Exercise objective: Count how many lines contain "this" and reply with that number only.

━━━━━━━━━━━━━━━━━━━━━━━━━━━━━━

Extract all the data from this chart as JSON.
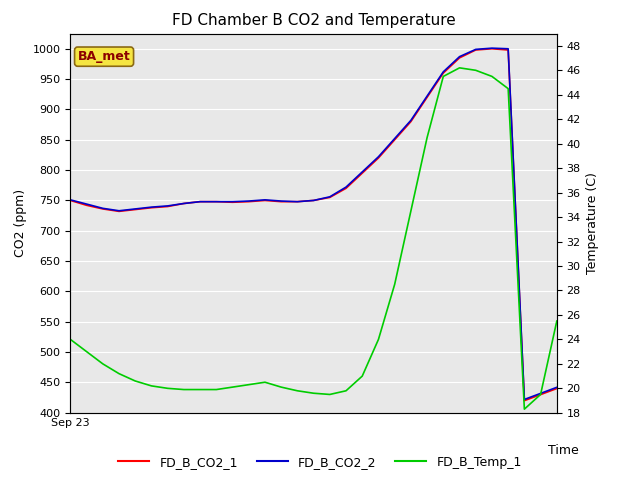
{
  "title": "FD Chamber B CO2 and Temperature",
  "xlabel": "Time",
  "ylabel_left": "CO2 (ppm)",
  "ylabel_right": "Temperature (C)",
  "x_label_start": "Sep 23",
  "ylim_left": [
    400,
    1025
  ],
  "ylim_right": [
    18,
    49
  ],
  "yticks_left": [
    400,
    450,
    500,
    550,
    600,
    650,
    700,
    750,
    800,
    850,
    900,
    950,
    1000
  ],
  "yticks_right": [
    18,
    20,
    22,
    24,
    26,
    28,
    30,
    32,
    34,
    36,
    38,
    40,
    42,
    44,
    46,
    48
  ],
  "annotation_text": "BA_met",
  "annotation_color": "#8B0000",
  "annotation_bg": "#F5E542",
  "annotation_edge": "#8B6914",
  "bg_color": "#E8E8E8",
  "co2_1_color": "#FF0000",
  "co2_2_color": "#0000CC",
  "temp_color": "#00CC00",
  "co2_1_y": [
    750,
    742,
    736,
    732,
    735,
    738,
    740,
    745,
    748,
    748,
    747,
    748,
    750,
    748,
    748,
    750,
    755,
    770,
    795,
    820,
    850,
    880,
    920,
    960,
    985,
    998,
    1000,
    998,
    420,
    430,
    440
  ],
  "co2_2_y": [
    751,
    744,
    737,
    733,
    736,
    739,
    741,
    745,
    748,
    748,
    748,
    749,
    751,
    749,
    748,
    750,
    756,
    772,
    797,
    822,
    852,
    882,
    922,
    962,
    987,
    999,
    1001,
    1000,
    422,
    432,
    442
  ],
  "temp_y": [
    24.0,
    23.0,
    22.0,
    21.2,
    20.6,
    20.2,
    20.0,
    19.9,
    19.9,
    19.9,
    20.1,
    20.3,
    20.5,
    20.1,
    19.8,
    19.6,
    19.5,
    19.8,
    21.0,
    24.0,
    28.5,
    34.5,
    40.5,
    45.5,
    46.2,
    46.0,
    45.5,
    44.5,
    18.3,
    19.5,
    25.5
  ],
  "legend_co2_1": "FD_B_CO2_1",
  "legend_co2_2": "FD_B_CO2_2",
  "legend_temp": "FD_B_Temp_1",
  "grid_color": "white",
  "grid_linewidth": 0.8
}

━━━━━━━━━━━━━━━━━━━━━━━━━━━━━━

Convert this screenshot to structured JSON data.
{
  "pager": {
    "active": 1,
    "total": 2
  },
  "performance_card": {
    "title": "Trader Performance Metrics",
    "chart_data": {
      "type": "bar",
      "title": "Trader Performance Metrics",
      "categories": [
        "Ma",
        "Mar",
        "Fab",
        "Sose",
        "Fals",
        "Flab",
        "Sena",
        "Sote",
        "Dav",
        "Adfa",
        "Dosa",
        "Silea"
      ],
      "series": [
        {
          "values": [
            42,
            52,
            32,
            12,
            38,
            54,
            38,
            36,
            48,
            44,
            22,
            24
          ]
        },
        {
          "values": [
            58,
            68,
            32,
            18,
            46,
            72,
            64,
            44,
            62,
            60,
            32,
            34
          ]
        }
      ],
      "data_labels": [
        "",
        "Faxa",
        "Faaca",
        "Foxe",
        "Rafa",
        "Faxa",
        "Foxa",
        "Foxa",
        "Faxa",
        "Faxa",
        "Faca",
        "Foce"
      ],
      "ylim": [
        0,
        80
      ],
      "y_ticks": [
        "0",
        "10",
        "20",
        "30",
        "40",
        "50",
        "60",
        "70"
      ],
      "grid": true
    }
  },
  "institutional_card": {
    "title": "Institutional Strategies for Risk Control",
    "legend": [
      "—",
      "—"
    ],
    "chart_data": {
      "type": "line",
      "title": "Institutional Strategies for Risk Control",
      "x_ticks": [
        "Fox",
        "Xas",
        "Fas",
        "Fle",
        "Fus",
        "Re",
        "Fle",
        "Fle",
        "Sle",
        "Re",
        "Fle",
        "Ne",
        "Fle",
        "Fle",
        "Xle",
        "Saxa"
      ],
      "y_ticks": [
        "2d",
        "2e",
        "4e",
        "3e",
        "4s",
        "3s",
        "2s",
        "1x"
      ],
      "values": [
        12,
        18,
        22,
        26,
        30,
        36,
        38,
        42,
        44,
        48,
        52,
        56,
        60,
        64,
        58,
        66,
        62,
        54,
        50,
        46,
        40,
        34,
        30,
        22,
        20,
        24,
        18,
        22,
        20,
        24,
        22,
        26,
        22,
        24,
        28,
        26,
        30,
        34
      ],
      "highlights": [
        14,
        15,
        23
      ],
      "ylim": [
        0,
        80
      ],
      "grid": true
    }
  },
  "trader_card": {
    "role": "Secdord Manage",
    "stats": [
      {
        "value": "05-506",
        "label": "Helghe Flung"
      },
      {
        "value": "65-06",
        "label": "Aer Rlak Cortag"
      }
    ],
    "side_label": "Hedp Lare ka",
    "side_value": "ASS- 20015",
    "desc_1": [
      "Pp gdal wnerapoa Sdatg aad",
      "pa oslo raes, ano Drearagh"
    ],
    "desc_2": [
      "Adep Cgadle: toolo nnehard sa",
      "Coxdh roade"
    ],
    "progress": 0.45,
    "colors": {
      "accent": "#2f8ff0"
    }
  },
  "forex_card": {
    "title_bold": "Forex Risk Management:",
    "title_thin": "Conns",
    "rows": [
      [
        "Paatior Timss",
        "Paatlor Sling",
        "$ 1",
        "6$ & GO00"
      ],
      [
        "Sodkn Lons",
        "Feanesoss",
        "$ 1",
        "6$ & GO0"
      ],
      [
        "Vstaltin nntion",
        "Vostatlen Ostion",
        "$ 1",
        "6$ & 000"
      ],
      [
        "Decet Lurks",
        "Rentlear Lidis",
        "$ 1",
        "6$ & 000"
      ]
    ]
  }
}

━━━━━━━━━━━━━━━━━━━━━━━━━━━━━━

Reply: 2